* _Written task_: Output every entry exactly as written, skipping any pictures.
>> begin
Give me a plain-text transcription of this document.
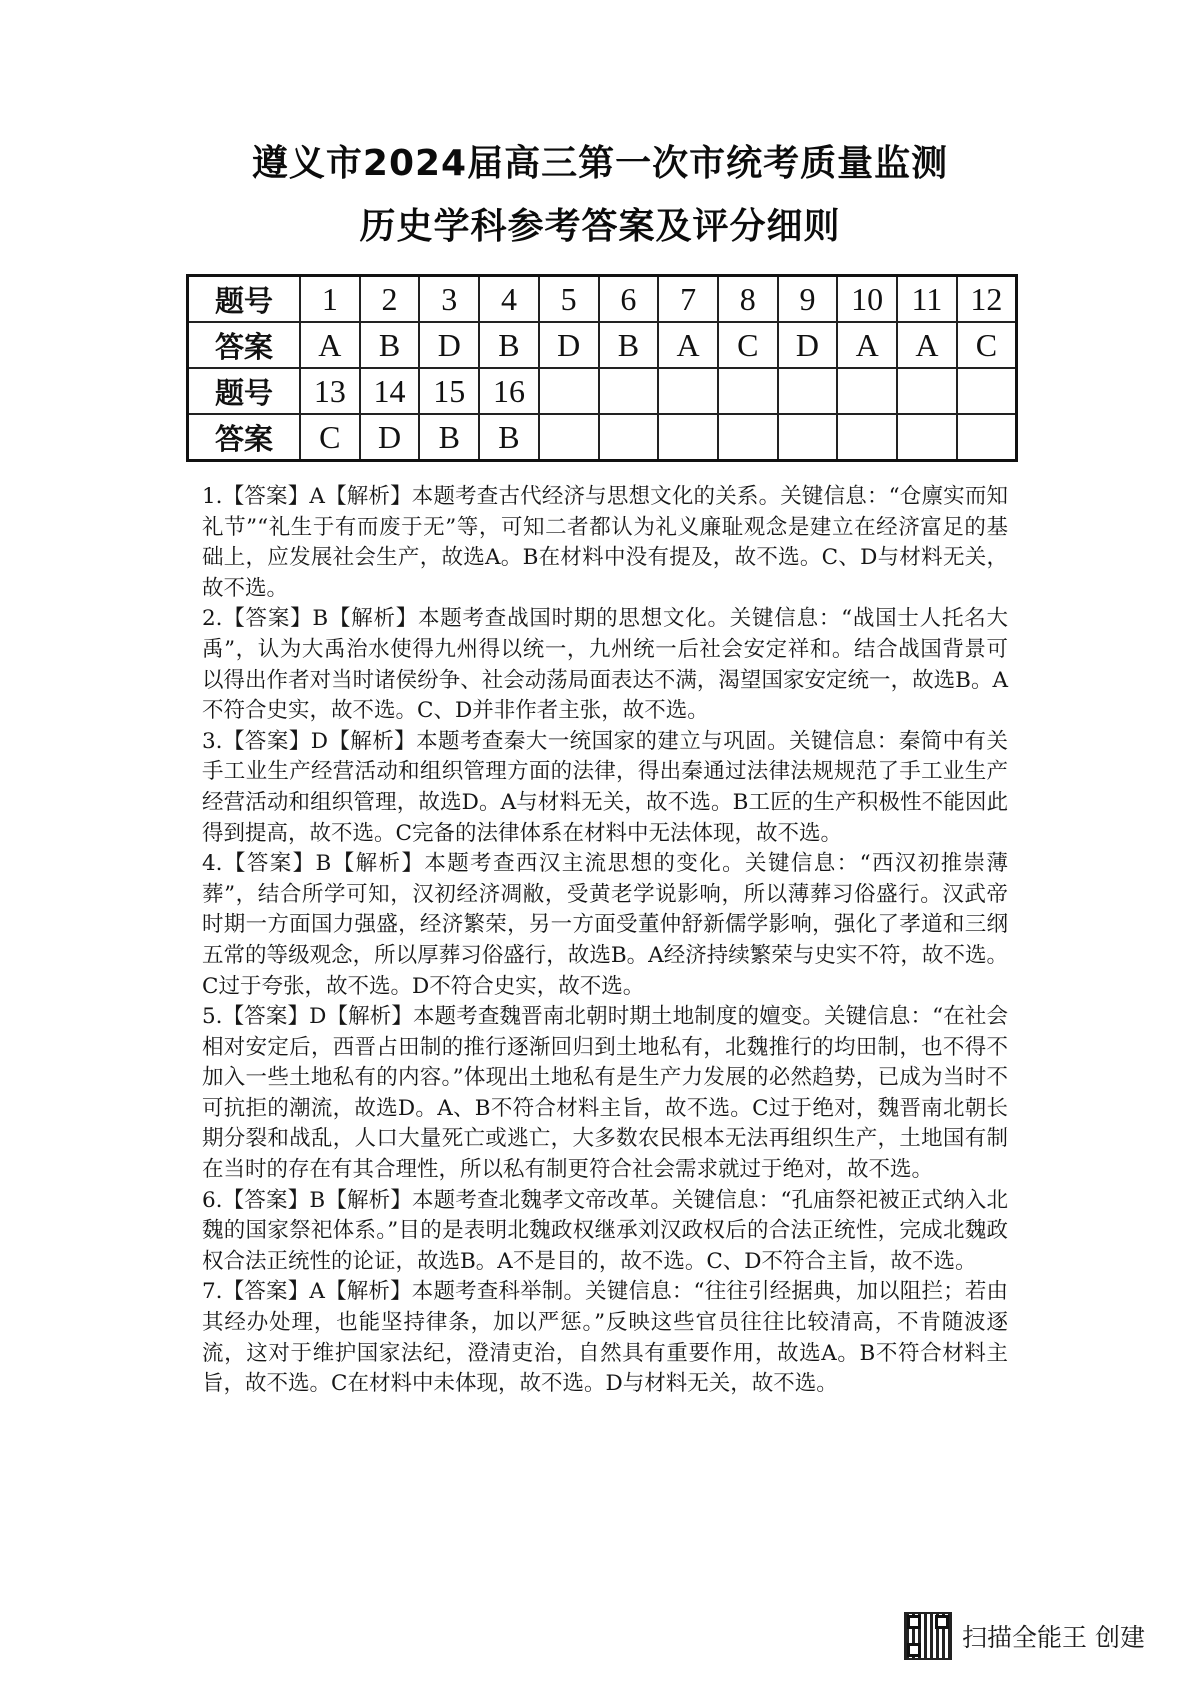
遵义市2024届高三第一次市统考质量监测
历史学科参考答案及评分细则
题号	1	2	3	4	5	6	7	8	9	10	11	12
答案	A	B	D	B	D	B	A	C	D	A	A	C
题号	13	14	15	16								
答案	C	D	B	B								

1.【答案】A【解析】本题考查古代经济与思想文化的关系。关键信息：“仓廪实而知礼节”“礼生于有而废于无”等，可知二者都认为礼义廉耻观念是建立在经济富足的基础上，应发展社会生产，故选A。B在材料中没有提及，故不选。C、D与材料无关，故不选。

2.【答案】B【解析】本题考查战国时期的思想文化。关键信息：“战国士人托名大禹”，认为大禹治水使得九州得以统一，九州统一后社会安定祥和。结合战国背景可以得出作者对当时诸侯纷争、社会动荡局面表达不满，渴望国家安定统一，故选B。A不符合史实，故不选。C、D并非作者主张，故不选。

3.【答案】D【解析】本题考查秦大一统国家的建立与巩固。关键信息：秦简中有关手工业生产经营活动和组织管理方面的法律，得出秦通过法律法规规范了手工业生产经营活动和组织管理，故选D。A与材料无关，故不选。B工匠的生产积极性不能因此得到提高，故不选。C完备的法律体系在材料中无法体现，故不选。

4.【答案】B【解析】本题考查西汉主流思想的变化。关键信息：“西汉初推崇薄葬”，结合所学可知，汉初经济凋敝，受黄老学说影响，所以薄葬习俗盛行。汉武帝时期一方面国力强盛，经济繁荣，另一方面受董仲舒新儒学影响，强化了孝道和三纲五常的等级观念，所以厚葬习俗盛行，故选B。A经济持续繁荣与史实不符，故不选。C过于夸张，故不选。D不符合史实，故不选。

5.【答案】D【解析】本题考查魏晋南北朝时期土地制度的嬗变。关键信息：“在社会相对安定后，西晋占田制的推行逐渐回归到土地私有，北魏推行的均田制，也不得不加入一些土地私有的内容。”体现出土地私有是生产力发展的必然趋势，已成为当时不可抗拒的潮流，故选D。A、B不符合材料主旨，故不选。C过于绝对，魏晋南北朝长期分裂和战乱，人口大量死亡或逃亡，大多数农民根本无法再组织生产，土地国有制在当时的存在有其合理性，所以私有制更符合社会需求就过于绝对，故不选。

6.【答案】B【解析】本题考查北魏孝文帝改革。关键信息：“孔庙祭祀被正式纳入北魏的国家祭祀体系。”目的是表明北魏政权继承刘汉政权后的合法正统性，完成北魏政权合法正统性的论证，故选B。A不是目的，故不选。C、D不符合主旨，故不选。

7.【答案】A【解析】本题考查科举制。关键信息：“往往引经据典，加以阻拦；若由其经办处理，也能坚持律条，加以严惩。”反映这些官员往往比较清高，不肯随波逐流，这对于维护国家法纪，澄清吏治，自然具有重要作用，故选A。B不符合材料主旨，故不选。C在材料中未体现，故不选。D与材料无关，故不选。

扫描全能王 创建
>> end
* _Output_:
Give me a plain-text transcription of this document.
遵义市2024届高三第一次市统考质量监测
历史学科参考答案及评分细则
题号	1	2	3	4	5	6	7	8	9	10	11	12
答案	A	B	D	B	D	B	A	C	D	A	A	C
题号	13	14	15	16								
答案	C	D	B	B								

1.【答案】A【解析】本题考查古代经济与思想文化的关系。关键信息：“仓廪实而知礼节”“礼生于有而废于无”等，可知二者都认为礼义廉耻观念是建立在经济富足的基础上，应发展社会生产，故选A。B在材料中没有提及，故不选。C、D与材料无关，故不选。

2.【答案】B【解析】本题考查战国时期的思想文化。关键信息：“战国士人托名大禹”，认为大禹治水使得九州得以统一，九州统一后社会安定祥和。结合战国背景可以得出作者对当时诸侯纷争、社会动荡局面表达不满，渴望国家安定统一，故选B。A不符合史实，故不选。C、D并非作者主张，故不选。

3.【答案】D【解析】本题考查秦大一统国家的建立与巩固。关键信息：秦简中有关手工业生产经营活动和组织管理方面的法律，得出秦通过法律法规规范了手工业生产经营活动和组织管理，故选D。A与材料无关，故不选。B工匠的生产积极性不能因此得到提高，故不选。C完备的法律体系在材料中无法体现，故不选。

4.【答案】B【解析】本题考查西汉主流思想的变化。关键信息：“西汉初推崇薄葬”，结合所学可知，汉初经济凋敝，受黄老学说影响，所以薄葬习俗盛行。汉武帝时期一方面国力强盛，经济繁荣，另一方面受董仲舒新儒学影响，强化了孝道和三纲五常的等级观念，所以厚葬习俗盛行，故选B。A经济持续繁荣与史实不符，故不选。C过于夸张，故不选。D不符合史实，故不选。

5.【答案】D【解析】本题考查魏晋南北朝时期土地制度的嬗变。关键信息：“在社会相对安定后，西晋占田制的推行逐渐回归到土地私有，北魏推行的均田制，也不得不加入一些土地私有的内容。”体现出土地私有是生产力发展的必然趋势，已成为当时不可抗拒的潮流，故选D。A、B不符合材料主旨，故不选。C过于绝对，魏晋南北朝长期分裂和战乱，人口大量死亡或逃亡，大多数农民根本无法再组织生产，土地国有制在当时的存在有其合理性，所以私有制更符合社会需求就过于绝对，故不选。

6.【答案】B【解析】本题考查北魏孝文帝改革。关键信息：“孔庙祭祀被正式纳入北魏的国家祭祀体系。”目的是表明北魏政权继承刘汉政权后的合法正统性，完成北魏政权合法正统性的论证，故选B。A不是目的，故不选。C、D不符合主旨，故不选。

7.【答案】A【解析】本题考查科举制。关键信息：“往往引经据典，加以阻拦；若由其经办处理，也能坚持律条，加以严惩。”反映这些官员往往比较清高，不肯随波逐流，这对于维护国家法纪，澄清吏治，自然具有重要作用，故选A。B不符合材料主旨，故不选。C在材料中未体现，故不选。D与材料无关，故不选。

扫描全能王 创建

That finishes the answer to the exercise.